:: WORK TO COMPLETE ::
From the start of the records through the line containing "menu-item-label: View Instantiation", inclusive, rewrite the lines with "folder-icon" renamed to "directory-icon" and everything else left unchanged.

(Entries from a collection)
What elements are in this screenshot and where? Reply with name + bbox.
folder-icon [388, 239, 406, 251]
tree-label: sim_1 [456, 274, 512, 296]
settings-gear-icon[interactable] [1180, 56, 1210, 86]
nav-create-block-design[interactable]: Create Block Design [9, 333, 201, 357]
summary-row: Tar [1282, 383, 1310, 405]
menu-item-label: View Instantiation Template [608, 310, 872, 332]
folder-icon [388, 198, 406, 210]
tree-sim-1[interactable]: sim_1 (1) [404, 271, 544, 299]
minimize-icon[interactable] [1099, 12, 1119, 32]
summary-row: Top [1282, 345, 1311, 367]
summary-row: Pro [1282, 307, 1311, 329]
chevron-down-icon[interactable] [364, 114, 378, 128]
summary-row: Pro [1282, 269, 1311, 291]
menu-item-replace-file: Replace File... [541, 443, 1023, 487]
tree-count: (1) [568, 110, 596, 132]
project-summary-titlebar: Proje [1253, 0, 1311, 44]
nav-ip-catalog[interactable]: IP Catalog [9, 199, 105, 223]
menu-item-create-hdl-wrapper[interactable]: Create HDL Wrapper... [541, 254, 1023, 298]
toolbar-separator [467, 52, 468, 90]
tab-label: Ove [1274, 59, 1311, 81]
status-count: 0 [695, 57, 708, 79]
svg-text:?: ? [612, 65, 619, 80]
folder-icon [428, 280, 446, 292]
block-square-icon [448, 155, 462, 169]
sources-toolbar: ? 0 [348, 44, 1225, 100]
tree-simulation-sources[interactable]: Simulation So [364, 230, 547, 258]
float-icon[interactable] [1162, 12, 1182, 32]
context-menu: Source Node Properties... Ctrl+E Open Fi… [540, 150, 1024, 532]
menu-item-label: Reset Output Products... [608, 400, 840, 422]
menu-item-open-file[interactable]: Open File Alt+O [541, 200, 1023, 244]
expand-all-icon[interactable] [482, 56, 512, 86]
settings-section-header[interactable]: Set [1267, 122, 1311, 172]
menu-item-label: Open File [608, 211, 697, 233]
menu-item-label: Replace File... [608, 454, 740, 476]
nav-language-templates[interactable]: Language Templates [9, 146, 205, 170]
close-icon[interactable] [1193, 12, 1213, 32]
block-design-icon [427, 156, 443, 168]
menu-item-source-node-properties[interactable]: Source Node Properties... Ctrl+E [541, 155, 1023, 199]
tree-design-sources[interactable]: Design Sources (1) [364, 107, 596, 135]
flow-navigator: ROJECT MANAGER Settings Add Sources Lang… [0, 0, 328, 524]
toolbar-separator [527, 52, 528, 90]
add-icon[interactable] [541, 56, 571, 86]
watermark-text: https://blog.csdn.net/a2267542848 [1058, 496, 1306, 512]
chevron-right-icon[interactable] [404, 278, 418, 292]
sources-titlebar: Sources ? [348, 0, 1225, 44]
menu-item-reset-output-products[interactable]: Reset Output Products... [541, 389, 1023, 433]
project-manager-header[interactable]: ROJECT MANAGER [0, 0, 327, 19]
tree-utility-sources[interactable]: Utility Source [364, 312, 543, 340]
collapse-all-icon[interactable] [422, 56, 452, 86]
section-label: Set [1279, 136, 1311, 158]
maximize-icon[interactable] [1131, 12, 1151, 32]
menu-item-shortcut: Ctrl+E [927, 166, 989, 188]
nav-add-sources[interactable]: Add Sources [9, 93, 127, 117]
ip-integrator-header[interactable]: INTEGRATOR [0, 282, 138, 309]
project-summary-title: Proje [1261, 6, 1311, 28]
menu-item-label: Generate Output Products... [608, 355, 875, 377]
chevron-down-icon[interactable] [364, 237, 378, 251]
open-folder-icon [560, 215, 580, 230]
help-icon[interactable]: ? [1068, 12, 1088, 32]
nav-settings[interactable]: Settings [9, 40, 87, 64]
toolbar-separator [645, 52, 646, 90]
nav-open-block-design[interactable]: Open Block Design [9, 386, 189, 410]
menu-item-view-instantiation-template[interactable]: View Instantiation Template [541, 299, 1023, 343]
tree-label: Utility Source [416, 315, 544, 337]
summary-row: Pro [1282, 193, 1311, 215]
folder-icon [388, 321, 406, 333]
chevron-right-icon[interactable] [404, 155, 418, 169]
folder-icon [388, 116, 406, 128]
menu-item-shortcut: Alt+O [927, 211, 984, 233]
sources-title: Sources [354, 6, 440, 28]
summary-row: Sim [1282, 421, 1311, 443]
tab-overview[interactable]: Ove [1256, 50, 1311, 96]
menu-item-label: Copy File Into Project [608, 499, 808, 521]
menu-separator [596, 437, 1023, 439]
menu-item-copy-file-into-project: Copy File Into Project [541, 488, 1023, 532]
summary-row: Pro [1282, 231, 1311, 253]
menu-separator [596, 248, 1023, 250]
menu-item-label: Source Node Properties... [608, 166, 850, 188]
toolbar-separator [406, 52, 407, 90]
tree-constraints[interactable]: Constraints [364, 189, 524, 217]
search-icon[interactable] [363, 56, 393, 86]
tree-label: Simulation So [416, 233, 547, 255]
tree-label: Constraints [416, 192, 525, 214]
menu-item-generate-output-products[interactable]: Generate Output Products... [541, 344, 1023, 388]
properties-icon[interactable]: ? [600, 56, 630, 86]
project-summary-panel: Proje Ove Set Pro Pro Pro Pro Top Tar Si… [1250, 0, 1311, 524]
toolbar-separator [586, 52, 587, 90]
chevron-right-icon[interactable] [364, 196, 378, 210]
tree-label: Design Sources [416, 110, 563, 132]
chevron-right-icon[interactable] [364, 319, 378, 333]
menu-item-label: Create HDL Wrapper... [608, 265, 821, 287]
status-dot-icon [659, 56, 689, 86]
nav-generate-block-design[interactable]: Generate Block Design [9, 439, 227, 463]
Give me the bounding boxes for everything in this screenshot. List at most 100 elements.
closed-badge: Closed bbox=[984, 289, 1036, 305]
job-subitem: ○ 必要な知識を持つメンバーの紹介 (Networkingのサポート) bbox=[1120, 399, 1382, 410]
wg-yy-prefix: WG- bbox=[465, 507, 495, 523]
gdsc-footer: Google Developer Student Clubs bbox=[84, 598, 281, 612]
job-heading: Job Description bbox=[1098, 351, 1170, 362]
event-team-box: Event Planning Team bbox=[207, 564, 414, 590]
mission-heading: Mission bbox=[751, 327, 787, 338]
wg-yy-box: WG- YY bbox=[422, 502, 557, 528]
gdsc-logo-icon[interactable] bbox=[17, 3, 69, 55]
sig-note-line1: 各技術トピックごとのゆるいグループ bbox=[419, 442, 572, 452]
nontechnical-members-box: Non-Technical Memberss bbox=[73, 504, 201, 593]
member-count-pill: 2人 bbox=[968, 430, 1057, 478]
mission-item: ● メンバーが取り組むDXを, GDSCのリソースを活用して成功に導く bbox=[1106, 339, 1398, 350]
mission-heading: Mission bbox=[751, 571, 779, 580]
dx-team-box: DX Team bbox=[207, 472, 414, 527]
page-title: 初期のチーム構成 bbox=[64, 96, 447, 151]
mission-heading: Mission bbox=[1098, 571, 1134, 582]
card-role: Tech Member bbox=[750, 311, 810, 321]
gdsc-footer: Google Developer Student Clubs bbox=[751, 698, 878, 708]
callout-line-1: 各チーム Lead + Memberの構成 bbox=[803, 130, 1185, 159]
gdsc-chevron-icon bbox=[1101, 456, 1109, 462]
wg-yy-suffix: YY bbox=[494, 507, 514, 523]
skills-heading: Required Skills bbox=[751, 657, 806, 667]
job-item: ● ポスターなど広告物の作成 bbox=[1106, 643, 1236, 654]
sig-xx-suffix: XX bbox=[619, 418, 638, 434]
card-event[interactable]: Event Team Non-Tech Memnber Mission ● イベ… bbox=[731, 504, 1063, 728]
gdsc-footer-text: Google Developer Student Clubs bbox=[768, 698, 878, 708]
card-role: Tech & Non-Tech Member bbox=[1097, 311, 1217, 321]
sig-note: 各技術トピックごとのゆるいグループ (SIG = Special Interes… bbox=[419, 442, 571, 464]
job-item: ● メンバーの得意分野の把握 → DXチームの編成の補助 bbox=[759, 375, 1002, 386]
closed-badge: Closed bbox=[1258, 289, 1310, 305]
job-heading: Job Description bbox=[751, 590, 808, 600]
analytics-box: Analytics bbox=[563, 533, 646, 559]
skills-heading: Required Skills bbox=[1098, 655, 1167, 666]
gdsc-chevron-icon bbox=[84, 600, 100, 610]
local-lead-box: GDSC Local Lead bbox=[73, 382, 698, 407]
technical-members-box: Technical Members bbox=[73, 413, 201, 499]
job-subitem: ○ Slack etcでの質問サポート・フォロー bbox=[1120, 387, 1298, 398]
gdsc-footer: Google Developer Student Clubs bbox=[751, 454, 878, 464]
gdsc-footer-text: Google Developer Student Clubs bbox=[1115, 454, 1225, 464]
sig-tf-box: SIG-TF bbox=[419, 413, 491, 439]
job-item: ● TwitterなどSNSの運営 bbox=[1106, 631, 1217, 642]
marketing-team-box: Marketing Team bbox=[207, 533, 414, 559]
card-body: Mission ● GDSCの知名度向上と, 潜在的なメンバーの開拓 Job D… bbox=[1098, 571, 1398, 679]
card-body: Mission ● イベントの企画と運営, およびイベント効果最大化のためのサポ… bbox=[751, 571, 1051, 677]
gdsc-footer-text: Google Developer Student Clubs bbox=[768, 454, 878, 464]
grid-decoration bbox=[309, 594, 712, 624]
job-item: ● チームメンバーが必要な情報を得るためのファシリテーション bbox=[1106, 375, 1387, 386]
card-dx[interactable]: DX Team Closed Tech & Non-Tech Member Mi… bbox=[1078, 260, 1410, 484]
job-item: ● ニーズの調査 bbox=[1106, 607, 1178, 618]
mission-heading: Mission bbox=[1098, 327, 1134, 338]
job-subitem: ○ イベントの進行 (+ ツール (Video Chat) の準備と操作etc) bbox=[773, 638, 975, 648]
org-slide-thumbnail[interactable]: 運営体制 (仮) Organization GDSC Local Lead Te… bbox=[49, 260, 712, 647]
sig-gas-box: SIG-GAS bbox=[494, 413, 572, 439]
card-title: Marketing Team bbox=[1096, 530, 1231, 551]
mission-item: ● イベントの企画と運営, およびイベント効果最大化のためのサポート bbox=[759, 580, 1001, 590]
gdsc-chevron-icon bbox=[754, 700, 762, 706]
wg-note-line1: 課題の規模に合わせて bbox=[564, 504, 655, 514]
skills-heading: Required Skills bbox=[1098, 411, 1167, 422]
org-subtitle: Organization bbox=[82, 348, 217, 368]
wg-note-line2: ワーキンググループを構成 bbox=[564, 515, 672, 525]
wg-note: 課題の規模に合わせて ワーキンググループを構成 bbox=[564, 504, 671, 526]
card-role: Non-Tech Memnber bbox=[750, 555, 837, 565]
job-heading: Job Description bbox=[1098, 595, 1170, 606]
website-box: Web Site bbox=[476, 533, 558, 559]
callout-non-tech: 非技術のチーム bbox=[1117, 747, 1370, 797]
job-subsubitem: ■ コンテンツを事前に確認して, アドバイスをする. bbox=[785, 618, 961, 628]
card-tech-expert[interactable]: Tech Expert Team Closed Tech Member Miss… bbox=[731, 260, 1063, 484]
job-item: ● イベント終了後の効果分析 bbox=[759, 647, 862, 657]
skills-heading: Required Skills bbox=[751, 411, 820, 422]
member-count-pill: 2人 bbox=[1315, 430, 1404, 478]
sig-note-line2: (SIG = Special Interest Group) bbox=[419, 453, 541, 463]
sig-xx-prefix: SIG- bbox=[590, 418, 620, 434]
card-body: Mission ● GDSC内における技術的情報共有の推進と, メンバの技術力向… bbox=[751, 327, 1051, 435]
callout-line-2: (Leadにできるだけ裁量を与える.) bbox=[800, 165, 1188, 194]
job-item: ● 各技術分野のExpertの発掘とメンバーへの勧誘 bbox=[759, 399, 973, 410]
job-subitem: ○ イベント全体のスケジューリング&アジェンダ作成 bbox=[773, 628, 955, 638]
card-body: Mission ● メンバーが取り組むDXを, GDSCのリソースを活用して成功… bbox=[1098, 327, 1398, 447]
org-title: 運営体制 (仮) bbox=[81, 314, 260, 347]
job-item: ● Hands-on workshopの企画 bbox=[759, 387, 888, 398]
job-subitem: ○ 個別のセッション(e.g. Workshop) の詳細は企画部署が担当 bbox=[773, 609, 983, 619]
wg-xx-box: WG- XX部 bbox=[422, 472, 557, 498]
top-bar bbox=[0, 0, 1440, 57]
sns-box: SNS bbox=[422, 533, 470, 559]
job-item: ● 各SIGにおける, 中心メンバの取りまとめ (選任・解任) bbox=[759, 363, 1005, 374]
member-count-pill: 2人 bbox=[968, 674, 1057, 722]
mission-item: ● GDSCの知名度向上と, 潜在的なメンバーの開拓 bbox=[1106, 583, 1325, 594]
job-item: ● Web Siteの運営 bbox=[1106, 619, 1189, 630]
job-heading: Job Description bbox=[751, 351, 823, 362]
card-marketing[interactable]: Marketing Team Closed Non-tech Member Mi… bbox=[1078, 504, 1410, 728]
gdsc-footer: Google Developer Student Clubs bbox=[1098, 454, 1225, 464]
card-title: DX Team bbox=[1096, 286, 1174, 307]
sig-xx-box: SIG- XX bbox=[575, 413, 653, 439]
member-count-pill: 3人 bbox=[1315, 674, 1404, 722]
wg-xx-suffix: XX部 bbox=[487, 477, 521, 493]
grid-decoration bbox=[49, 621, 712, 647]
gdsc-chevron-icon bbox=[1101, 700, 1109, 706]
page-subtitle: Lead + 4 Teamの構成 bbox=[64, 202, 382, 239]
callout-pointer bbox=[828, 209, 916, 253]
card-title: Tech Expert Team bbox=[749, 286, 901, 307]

:: ANSWER BELOW ::
What elements are in this screenshot and where? Reply with name + bbox.
directory-icon [388, 239, 406, 251]
tree-label: sim_1 [456, 274, 512, 296]
settings-gear-icon[interactable] [1180, 56, 1210, 86]
nav-create-block-design[interactable]: Create Block Design [9, 333, 201, 357]
summary-row: Tar [1282, 383, 1310, 405]
menu-item-label: View Instantiation Template [608, 310, 872, 332]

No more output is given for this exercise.